Work required
Set down all of the data that follows word for word, without the images.

Entries from a visual dataset
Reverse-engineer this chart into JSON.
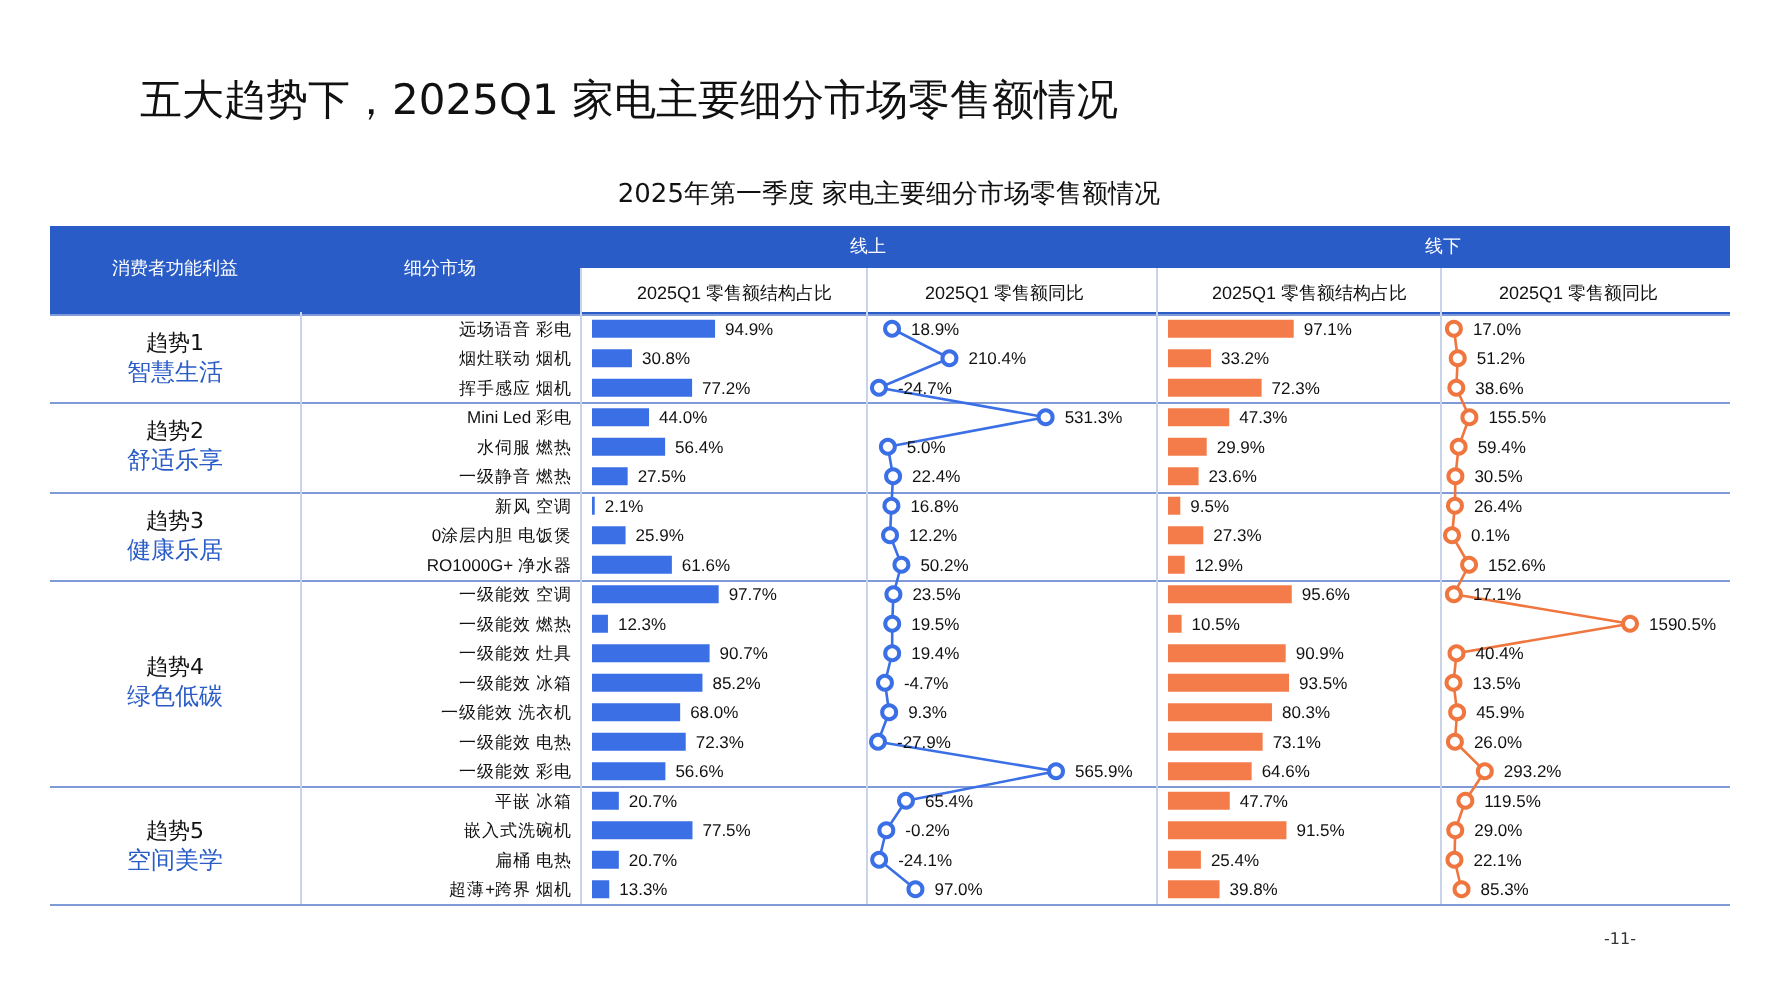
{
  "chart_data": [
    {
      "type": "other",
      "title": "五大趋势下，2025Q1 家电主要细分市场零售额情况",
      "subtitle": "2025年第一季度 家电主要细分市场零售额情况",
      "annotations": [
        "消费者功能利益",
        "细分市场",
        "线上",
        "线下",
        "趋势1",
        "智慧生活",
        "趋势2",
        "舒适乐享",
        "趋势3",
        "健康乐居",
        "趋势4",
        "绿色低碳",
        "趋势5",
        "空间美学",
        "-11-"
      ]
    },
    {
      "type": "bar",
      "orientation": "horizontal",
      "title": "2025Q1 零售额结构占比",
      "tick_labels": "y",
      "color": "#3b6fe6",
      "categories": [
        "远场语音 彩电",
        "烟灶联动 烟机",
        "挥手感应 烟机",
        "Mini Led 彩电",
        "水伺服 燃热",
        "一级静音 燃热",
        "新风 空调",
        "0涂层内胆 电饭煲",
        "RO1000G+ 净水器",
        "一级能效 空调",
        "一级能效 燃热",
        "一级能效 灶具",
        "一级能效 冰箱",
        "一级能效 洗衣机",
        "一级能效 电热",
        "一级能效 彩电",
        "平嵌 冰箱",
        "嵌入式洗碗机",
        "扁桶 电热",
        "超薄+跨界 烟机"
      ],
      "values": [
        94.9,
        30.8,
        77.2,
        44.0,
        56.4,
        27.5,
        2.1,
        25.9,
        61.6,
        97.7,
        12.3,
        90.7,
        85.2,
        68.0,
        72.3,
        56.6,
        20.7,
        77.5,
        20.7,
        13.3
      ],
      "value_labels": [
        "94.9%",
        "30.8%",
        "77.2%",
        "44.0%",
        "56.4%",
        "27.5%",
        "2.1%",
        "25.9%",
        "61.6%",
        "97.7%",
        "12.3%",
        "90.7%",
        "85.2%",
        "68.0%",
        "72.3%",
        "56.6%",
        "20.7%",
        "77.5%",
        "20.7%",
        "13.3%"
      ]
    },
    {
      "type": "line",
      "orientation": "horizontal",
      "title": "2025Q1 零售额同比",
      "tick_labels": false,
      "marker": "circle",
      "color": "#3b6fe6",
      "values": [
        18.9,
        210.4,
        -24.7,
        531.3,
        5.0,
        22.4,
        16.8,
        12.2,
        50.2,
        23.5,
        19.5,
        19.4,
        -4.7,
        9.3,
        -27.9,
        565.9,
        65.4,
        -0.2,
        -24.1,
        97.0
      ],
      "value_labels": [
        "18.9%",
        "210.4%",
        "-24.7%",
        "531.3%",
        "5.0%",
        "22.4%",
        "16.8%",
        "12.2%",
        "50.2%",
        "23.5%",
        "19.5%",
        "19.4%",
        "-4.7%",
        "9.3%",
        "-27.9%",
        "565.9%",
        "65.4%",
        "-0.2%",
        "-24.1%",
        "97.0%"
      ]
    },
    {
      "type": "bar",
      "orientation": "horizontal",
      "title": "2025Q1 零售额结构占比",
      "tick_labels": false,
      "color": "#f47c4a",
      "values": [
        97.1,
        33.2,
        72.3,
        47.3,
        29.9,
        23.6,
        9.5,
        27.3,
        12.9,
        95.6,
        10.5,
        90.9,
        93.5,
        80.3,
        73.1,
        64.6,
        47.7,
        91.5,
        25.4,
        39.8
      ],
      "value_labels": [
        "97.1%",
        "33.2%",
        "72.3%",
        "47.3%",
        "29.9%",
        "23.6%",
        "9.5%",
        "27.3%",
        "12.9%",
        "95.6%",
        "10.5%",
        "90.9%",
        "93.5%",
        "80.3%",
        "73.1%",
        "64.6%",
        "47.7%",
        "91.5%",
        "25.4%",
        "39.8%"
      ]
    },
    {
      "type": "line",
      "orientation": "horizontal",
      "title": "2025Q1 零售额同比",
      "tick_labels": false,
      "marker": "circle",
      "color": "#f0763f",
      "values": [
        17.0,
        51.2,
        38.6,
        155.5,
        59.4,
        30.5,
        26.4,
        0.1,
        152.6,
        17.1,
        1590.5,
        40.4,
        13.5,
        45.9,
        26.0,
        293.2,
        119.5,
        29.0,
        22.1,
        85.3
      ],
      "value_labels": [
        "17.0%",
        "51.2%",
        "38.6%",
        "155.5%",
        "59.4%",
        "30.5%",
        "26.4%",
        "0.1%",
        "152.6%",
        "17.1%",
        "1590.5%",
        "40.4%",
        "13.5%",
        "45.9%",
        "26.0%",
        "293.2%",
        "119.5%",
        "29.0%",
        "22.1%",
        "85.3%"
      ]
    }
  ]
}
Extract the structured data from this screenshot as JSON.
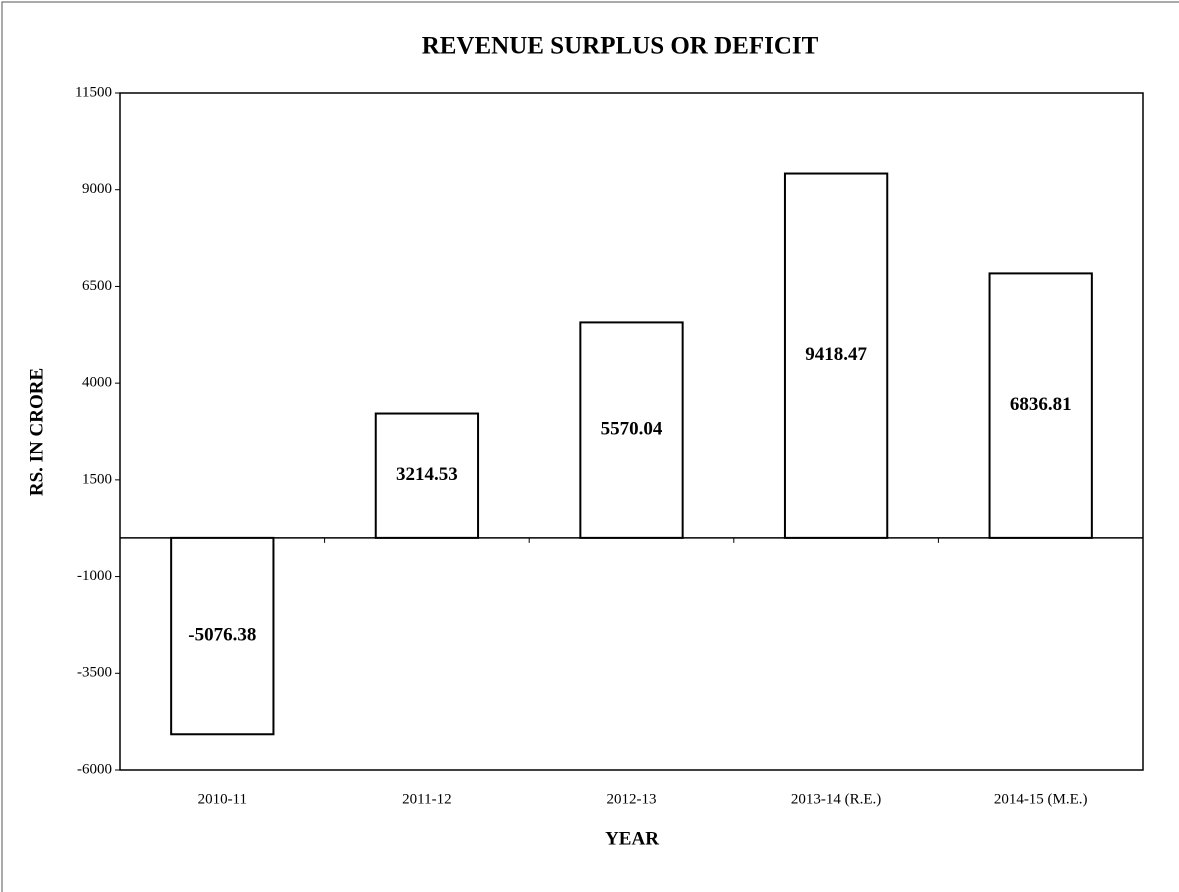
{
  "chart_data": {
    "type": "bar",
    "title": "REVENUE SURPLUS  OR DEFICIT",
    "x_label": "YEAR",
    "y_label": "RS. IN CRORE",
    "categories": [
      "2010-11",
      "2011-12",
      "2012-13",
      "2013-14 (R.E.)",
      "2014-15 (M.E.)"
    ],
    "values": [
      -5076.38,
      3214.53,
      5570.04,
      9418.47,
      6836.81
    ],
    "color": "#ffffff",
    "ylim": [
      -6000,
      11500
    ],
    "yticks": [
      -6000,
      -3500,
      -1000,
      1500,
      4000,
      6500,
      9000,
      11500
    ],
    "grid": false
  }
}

Completed exercise
Reverse-engineer this chart into JSON.
{
  "chart_data": [
    {
      "type": "other",
      "title": "五大趋势下，2025Q1 家电主要细分市场零售额情况",
      "subtitle": "2025年第一季度 家电主要细分市场零售额情况",
      "annotations": [
        "消费者功能利益",
        "细分市场",
        "线上",
        "线下",
        "趋势1",
        "智慧生活",
        "趋势2",
        "舒适乐享",
        "趋势3",
        "健康乐居",
        "趋势4",
        "绿色低碳",
        "趋势5",
        "空间美学",
        "-11-"
      ]
    },
    {
      "type": "bar",
      "orientation": "horizontal",
      "title": "2025Q1 零售额结构占比",
      "tick_labels": "y",
      "color": "#3b6fe6",
      "categories": [
        "远场语音 彩电",
        "烟灶联动 烟机",
        "挥手感应 烟机",
        "Mini Led 彩电",
        "水伺服 燃热",
        "一级静音 燃热",
        "新风 空调",
        "0涂层内胆 电饭煲",
        "RO1000G+ 净水器",
        "一级能效 空调",
        "一级能效 燃热",
        "一级能效 灶具",
        "一级能效 冰箱",
        "一级能效 洗衣机",
        "一级能效 电热",
        "一级能效 彩电",
        "平嵌 冰箱",
        "嵌入式洗碗机",
        "扁桶 电热",
        "超薄+跨界 烟机"
      ],
      "values": [
        94.9,
        30.8,
        77.2,
        44.0,
        56.4,
        27.5,
        2.1,
        25.9,
        61.6,
        97.7,
        12.3,
        90.7,
        85.2,
        68.0,
        72.3,
        56.6,
        20.7,
        77.5,
        20.7,
        13.3
      ],
      "value_labels": [
        "94.9%",
        "30.8%",
        "77.2%",
        "44.0%",
        "56.4%",
        "27.5%",
        "2.1%",
        "25.9%",
        "61.6%",
        "97.7%",
        "12.3%",
        "90.7%",
        "85.2%",
        "68.0%",
        "72.3%",
        "56.6%",
        "20.7%",
        "77.5%",
        "20.7%",
        "13.3%"
      ]
    },
    {
      "type": "line",
      "orientation": "horizontal",
      "title": "2025Q1 零售额同比",
      "tick_labels": false,
      "marker": "circle",
      "color": "#3b6fe6",
      "values": [
        18.9,
        210.4,
        -24.7,
        531.3,
        5.0,
        22.4,
        16.8,
        12.2,
        50.2,
        23.5,
        19.5,
        19.4,
        -4.7,
        9.3,
        -27.9,
        565.9,
        65.4,
        -0.2,
        -24.1,
        97.0
      ],
      "value_labels": [
        "18.9%",
        "210.4%",
        "-24.7%",
        "531.3%",
        "5.0%",
        "22.4%",
        "16.8%",
        "12.2%",
        "50.2%",
        "23.5%",
        "19.5%",
        "19.4%",
        "-4.7%",
        "9.3%",
        "-27.9%",
        "565.9%",
        "65.4%",
        "-0.2%",
        "-24.1%",
        "97.0%"
      ]
    },
    {
      "type": "bar",
      "orientation": "horizontal",
      "title": "2025Q1 零售额结构占比",
      "tick_labels": false,
      "color": "#f47c4a",
      "values": [
        97.1,
        33.2,
        72.3,
        47.3,
        29.9,
        23.6,
        9.5,
        27.3,
        12.9,
        95.6,
        10.5,
        90.9,
        93.5,
        80.3,
        73.1,
        64.6,
        47.7,
        91.5,
        25.4,
        39.8
      ],
      "value_labels": [
        "97.1%",
        "33.2%",
        "72.3%",
        "47.3%",
        "29.9%",
        "23.6%",
        "9.5%",
        "27.3%",
        "12.9%",
        "95.6%",
        "10.5%",
        "90.9%",
        "93.5%",
        "80.3%",
        "73.1%",
        "64.6%",
        "47.7%",
        "91.5%",
        "25.4%",
        "39.8%"
      ]
    },
    {
      "type": "line",
      "orientation": "horizontal",
      "title": "2025Q1 零售额同比",
      "tick_labels": false,
      "marker": "circle",
      "color": "#f0763f",
      "values": [
        17.0,
        51.2,
        38.6,
        155.5,
        59.4,
        30.5,
        26.4,
        0.1,
        152.6,
        17.1,
        1590.5,
        40.4,
        13.5,
        45.9,
        26.0,
        293.2,
        119.5,
        29.0,
        22.1,
        85.3
      ],
      "value_labels": [
        "17.0%",
        "51.2%",
        "38.6%",
        "155.5%",
        "59.4%",
        "30.5%",
        "26.4%",
        "0.1%",
        "152.6%",
        "17.1%",
        "1590.5%",
        "40.4%",
        "13.5%",
        "45.9%",
        "26.0%",
        "293.2%",
        "119.5%",
        "29.0%",
        "22.1%",
        "85.3%"
      ]
    }
  ]
}
Extract the structured data from this screenshot as JSON.
{
  "chart_data": {
    "type": "bar",
    "title": "REVENUE SURPLUS  OR DEFICIT",
    "x_label": "YEAR",
    "y_label": "RS. IN CRORE",
    "categories": [
      "2010-11",
      "2011-12",
      "2012-13",
      "2013-14 (R.E.)",
      "2014-15 (M.E.)"
    ],
    "values": [
      -5076.38,
      3214.53,
      5570.04,
      9418.47,
      6836.81
    ],
    "color": "#ffffff",
    "ylim": [
      -6000,
      11500
    ],
    "yticks": [
      -6000,
      -3500,
      -1000,
      1500,
      4000,
      6500,
      9000,
      11500
    ],
    "grid": false
  }
}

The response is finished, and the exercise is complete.